REQUEST - From the line that includes "Read this page and output its text content." to the last line of the records, inclusive, repeat each line exactly.

RECORDS TO USE -
■ ■ ■ ■ ■ ■ ■
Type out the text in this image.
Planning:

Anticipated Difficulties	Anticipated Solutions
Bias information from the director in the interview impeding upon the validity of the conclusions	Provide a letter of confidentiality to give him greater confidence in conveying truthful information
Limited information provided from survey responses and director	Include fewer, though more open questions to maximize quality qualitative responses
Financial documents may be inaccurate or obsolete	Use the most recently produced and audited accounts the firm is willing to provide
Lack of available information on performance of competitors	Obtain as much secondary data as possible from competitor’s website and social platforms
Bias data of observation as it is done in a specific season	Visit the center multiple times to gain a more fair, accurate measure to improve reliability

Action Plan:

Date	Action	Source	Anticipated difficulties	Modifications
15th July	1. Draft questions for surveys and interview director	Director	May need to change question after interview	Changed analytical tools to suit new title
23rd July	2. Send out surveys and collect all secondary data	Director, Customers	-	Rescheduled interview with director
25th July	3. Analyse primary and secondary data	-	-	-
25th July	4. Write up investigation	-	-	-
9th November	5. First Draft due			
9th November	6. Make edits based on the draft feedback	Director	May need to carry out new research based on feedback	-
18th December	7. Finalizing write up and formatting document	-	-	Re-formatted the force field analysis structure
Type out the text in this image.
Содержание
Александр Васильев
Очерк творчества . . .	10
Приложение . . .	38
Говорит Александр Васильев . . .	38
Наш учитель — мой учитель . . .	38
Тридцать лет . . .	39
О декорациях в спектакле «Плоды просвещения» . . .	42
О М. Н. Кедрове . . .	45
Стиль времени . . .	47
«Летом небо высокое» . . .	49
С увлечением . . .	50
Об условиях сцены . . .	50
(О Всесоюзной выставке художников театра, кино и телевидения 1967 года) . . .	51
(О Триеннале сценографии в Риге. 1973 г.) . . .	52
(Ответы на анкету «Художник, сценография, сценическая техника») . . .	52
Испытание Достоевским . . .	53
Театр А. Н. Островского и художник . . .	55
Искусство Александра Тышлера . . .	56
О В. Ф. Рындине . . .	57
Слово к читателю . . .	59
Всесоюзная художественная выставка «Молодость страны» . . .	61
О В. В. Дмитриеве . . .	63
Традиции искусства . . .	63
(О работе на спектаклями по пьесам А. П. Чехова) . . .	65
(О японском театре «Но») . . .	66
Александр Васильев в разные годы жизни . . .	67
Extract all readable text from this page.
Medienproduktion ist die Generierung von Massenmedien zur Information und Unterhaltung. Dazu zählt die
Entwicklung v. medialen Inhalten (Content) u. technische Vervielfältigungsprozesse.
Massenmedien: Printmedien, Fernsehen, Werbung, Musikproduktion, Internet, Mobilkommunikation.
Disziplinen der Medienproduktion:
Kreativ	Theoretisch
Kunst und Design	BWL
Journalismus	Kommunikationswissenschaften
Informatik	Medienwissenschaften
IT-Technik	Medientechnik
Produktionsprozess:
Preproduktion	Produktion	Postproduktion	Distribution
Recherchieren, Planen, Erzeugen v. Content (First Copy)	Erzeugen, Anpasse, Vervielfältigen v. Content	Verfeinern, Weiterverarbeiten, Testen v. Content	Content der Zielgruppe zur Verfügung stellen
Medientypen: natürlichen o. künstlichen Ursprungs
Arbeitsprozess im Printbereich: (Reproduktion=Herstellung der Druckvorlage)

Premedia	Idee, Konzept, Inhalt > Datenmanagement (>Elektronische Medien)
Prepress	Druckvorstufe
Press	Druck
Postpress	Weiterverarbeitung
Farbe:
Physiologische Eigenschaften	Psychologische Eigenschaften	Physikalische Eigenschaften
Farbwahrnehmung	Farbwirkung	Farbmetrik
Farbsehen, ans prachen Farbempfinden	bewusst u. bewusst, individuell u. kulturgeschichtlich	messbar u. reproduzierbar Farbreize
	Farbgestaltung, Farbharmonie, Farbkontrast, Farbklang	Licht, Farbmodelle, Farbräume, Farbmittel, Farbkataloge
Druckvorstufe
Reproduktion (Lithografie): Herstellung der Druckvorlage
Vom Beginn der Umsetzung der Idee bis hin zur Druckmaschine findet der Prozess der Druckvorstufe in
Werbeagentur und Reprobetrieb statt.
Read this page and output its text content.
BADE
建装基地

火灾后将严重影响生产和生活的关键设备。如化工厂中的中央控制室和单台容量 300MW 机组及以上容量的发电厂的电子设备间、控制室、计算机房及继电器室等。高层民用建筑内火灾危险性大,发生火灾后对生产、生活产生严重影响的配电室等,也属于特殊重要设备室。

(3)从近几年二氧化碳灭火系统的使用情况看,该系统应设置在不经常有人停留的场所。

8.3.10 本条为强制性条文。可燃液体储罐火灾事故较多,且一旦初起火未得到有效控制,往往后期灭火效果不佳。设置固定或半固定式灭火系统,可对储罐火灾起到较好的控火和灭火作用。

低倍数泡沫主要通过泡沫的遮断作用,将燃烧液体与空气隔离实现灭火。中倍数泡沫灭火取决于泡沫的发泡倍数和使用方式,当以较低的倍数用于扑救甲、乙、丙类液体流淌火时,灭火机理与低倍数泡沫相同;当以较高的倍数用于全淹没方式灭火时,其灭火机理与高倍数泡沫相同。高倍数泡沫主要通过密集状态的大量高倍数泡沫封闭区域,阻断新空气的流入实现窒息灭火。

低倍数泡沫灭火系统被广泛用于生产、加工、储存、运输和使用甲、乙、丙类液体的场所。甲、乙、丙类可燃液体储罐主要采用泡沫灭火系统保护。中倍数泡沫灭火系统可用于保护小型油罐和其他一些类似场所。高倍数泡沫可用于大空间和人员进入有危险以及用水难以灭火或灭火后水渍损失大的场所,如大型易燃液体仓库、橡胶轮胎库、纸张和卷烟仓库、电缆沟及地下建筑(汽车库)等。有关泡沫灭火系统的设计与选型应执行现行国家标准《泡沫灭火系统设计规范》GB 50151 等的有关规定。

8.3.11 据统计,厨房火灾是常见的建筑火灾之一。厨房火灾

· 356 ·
■ ■ ■ ■ ■ ■ ■
SOLUTION TO THE EXERCISE -
Read this page and output its text content.
BADE
建装基地

火灾后将严重影响生产和生活的关键设备。如化工厂中的中央控制室和单台容量 300MW 机组及以上容量的发电厂的电子设备间、控制室、计算机房及继电器室等。高层民用建筑内火灾危险性大,发生火灾后对生产、生活产生严重影响的配电室等,也属于特殊重要设备室。

(3)从近几年二氧化碳灭火系统的使用情况看,该系统应设置在不经常有人停留的场所。

8.3.10 本条为强制性条文。可燃液体储罐火灾事故较多,且一旦初起火未得到有效控制,往往后期灭火效果不佳。设置固定或半固定式灭火系统,可对储罐火灾起到较好的控火和灭火作用。

低倍数泡沫主要通过泡沫的遮断作用,将燃烧液体与空气隔离实现灭火。中倍数泡沫灭火取决于泡沫的发泡倍数和使用方式,当以较低的倍数用于扑救甲、乙、丙类液体流淌火时,灭火机理与低倍数泡沫相同;当以较高的倍数用于全淹没方式灭火时,其灭火机理与高倍数泡沫相同。高倍数泡沫主要通过密集状态的大量高倍数泡沫封闭区域,阻断新空气的流入实现窒息灭火。

低倍数泡沫灭火系统被广泛用于生产、加工、储存、运输和使用甲、乙、丙类液体的场所。甲、乙、丙类可燃液体储罐主要采用泡沫灭火系统保护。中倍数泡沫灭火系统可用于保护小型油罐和其他一些类似场所。高倍数泡沫可用于大空间和人员进入有危险以及用水难以灭火或灭火后水渍损失大的场所,如大型易燃液体仓库、橡胶轮胎库、纸张和卷烟仓库、电缆沟及地下建筑(汽车库)等。有关泡沫灭火系统的设计与选型应执行现行国家标准《泡沫灭火系统设计规范》GB 50151 等的有关规定。

8.3.11 据统计,厨房火灾是常见的建筑火灾之一。厨房火灾

· 356 ·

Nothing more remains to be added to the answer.